**What the exercise asks:**
Locate the lines of the listing below that hold "Download", then copy each of them.
==== Listed records ====
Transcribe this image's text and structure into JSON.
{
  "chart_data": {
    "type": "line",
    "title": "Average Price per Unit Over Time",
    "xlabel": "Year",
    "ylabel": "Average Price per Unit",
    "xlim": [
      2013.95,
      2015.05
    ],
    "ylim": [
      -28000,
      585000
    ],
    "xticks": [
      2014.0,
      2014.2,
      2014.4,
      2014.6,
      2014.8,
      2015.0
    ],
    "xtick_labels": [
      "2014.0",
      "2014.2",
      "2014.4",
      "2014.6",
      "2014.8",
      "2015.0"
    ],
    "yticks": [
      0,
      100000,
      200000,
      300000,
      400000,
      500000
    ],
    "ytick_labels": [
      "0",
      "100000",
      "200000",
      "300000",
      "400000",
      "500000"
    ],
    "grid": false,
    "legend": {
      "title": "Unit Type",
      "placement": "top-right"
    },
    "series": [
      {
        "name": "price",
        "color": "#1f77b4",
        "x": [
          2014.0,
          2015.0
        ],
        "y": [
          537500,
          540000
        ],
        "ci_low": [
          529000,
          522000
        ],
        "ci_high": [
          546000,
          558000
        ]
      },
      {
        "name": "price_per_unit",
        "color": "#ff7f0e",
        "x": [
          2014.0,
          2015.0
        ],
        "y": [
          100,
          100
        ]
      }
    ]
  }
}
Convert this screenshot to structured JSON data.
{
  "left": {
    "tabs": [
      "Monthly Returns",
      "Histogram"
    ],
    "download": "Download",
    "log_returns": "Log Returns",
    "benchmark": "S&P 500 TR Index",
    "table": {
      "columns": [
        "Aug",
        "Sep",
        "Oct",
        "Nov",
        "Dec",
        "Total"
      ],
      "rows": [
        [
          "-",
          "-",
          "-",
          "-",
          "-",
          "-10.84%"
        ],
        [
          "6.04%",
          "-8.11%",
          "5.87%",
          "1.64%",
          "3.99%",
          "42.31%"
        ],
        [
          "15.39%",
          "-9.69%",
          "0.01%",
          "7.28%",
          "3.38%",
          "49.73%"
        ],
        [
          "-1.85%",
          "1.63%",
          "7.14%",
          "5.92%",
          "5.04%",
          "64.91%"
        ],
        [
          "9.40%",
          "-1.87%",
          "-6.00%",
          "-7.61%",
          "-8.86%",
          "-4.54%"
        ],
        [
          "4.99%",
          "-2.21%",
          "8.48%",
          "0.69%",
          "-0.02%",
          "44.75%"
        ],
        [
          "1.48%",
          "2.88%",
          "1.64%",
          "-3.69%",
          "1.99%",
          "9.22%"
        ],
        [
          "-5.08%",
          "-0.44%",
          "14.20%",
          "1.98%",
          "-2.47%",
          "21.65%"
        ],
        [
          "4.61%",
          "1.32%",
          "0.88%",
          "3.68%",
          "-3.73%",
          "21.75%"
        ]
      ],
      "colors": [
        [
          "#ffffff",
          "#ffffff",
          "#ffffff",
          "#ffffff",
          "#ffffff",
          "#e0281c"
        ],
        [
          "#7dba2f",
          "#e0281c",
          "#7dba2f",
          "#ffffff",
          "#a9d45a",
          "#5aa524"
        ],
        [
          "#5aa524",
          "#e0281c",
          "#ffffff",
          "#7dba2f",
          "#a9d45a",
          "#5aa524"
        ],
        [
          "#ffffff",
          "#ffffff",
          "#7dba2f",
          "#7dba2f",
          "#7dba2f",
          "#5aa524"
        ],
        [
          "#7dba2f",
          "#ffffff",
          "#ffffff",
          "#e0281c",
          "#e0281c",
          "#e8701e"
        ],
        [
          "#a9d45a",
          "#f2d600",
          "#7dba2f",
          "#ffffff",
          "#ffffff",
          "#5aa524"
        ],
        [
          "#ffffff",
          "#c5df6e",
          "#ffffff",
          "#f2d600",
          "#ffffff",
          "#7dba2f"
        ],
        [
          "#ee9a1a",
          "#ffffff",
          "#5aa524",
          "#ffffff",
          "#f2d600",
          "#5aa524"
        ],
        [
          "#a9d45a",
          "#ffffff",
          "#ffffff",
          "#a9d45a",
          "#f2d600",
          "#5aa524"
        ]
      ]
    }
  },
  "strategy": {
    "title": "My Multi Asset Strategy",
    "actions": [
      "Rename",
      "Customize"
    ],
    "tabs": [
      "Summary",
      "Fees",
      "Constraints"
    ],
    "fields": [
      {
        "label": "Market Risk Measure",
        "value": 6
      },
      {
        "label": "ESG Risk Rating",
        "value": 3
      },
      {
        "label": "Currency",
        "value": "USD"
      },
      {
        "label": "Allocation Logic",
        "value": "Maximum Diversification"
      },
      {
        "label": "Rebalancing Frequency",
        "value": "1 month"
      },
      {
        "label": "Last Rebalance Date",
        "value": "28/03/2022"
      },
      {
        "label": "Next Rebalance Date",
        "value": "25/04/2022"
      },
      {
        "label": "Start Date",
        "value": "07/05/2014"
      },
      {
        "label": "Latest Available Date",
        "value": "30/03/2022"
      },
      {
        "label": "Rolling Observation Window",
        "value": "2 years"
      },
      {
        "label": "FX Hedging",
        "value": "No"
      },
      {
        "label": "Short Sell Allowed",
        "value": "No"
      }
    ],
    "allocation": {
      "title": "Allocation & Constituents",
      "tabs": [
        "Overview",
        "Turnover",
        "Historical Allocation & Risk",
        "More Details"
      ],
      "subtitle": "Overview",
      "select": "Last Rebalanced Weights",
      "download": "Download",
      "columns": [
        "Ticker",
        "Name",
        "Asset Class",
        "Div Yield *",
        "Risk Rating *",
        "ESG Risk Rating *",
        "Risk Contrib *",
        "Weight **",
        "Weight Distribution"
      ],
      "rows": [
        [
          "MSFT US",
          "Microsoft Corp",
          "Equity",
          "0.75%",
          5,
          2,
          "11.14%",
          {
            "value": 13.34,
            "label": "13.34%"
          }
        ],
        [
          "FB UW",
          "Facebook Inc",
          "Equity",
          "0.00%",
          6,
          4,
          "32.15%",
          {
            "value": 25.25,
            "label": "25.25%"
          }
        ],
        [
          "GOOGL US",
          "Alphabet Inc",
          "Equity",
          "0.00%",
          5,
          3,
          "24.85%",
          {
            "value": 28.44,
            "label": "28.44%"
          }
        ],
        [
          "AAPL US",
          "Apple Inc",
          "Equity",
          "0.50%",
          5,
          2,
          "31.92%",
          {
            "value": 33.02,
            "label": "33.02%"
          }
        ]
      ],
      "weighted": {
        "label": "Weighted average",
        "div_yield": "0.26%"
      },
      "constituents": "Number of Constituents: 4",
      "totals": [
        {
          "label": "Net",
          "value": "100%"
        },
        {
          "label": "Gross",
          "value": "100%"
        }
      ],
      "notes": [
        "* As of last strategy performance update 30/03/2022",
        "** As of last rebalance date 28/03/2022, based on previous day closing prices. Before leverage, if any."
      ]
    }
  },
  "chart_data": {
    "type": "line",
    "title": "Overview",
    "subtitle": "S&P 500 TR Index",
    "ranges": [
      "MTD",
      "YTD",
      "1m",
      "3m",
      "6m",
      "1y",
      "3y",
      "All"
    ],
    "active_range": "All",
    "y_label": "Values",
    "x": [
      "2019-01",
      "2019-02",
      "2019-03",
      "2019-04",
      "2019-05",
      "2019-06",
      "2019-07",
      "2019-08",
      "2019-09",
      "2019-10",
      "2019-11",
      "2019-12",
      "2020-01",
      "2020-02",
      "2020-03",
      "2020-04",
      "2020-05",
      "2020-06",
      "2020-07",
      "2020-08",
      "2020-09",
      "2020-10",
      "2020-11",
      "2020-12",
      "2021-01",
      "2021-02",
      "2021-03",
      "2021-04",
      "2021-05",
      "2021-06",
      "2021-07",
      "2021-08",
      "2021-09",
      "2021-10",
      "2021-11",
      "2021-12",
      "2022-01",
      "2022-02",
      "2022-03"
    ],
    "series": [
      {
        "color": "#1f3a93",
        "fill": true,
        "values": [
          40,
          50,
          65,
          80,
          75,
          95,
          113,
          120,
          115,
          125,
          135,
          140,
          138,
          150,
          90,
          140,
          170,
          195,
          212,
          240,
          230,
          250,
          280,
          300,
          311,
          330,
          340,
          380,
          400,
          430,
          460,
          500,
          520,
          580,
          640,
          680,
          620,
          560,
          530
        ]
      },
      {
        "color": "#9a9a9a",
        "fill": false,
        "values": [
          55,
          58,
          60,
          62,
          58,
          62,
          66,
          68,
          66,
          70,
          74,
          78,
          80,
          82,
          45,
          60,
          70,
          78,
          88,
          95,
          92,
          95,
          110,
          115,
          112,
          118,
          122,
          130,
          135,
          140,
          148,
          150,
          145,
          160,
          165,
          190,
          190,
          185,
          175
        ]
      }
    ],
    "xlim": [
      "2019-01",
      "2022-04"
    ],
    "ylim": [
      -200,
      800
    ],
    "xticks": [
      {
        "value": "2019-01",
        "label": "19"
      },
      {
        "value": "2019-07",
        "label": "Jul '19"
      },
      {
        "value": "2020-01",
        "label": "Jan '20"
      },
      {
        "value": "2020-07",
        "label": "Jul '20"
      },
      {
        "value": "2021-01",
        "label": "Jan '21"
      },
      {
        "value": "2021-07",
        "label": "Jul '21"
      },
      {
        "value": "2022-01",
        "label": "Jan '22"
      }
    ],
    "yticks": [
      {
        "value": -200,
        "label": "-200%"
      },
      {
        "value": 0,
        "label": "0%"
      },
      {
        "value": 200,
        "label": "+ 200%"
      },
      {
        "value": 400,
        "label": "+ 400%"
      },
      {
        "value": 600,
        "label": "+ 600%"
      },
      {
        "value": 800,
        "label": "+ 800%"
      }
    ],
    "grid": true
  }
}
====
**Solution:**
    "download": "Download",
      "download": "Download",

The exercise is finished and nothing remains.